* _Document excerpt_
'''
1933 - 1977

Iranian Islamic ideologue, whose lectures and writings on secularly educated youth helped prepare the way for the Islamic Revolution of 1978/79.

Ali Shariʿati was born in the village of Mazinan in northeastern Iran but soon moved with his father, Mohammad Taqi Shariʿati, a reformist cleric of Islam, to the city of Mashhad. There he attended high school and teachers' training college as well as pursuing a religious education under the aegis of his father. He then began working as a teacher, studying at the same time at the Mashhad Faculty of Letters and beginning his long career of oppositional activity; his first arrest came in 1957. After a year's delay, he was permitted to travel to Paris in 1960 for his doctoral studies. While in France, he came under the influence of scholars and thinkers, such as Louis Massignon and Jacques Berque, became politically involved in the struggle for Algerian independence and the organization of Iranian students in Europe, and, most importantly, acquired the ideological orientation that was essential to his thought.
'''
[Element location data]
'''
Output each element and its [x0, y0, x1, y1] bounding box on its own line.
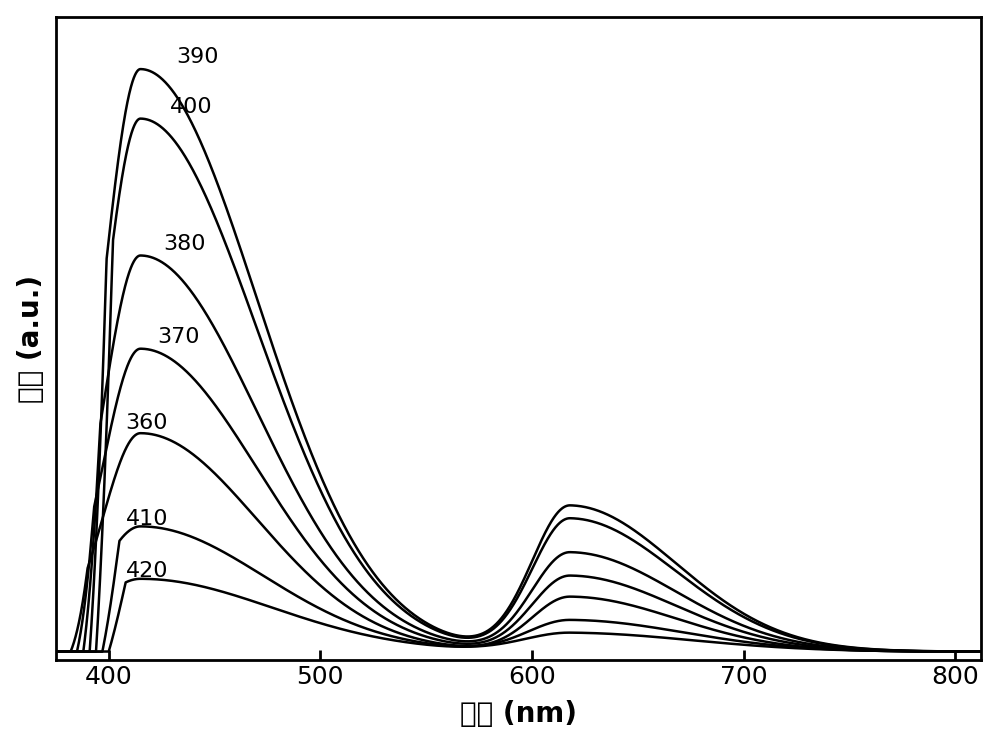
Text: 360: 360 [126, 413, 168, 433]
Text: 400: 400 [170, 98, 213, 118]
Text: 410: 410 [126, 509, 168, 529]
Text: 420: 420 [126, 561, 168, 581]
Text: 390: 390 [176, 47, 219, 67]
Text: 370: 370 [157, 327, 200, 347]
Text: 380: 380 [164, 234, 206, 254]
Y-axis label: 强度 (a.u.): 强度 (a.u.) [17, 274, 45, 402]
X-axis label: 波长 (nm): 波长 (nm) [460, 700, 577, 729]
'''
* _Set task 1_
In the Ali Shariʿati biography, what year did his first arrest come?
* _Set task 2_
Extend the Ali Shariʿati biography, picking up after its last sentence.
These entries come from a separate source.

* _Right answer 1_
1957

* _Right answer 2_
Immediately on his return to Iran in 1964, Shariʿati was arrested and detained for several months before being allowed to take up a post at the University of Mashhad. His tenure there was short-lived, and it was outside the academic environment that he exercised the greatest influence. Moving to Tehran, he began lecturing on Islam in a variety of settings, most importantly the Hosayniyeh-ye Ershad, a modernist religious institution established in 1969 that attracted large crowds to its functions. Shariʿati's name became virtually synonymous with the institution, and when it was closed by the government in 1973, he was arrested for a third time. Released in 1975, he spent two years under house arrest in his native village before being allowed to leave for England. He died there on 19 June 1977, soon after his arrival, under circumstances that led to widespread suspicion of involvement by the Iranian secret police. His body was taken to Damascus for burial.

Central to Shariʿati's understanding and presentation of Islam were an emphasis on the social and civilizational functions of religion; an impatience with the niceties and abstractions of traditional Iranian Islamic culture; and a bold if often unconvincing use of themes and terms eclectically derived from non-Islamic sources. His legacy has been varyingly assessed in postrevolutionary Iran, being sometimes denounced for its syncretic nature and its implicitly anticlerical message.

Bibliography

Shariʿati, Ali. On the Sociology of Islam, translated by Hamid Algar. Berkeley, CA: Mizan Press, 1979.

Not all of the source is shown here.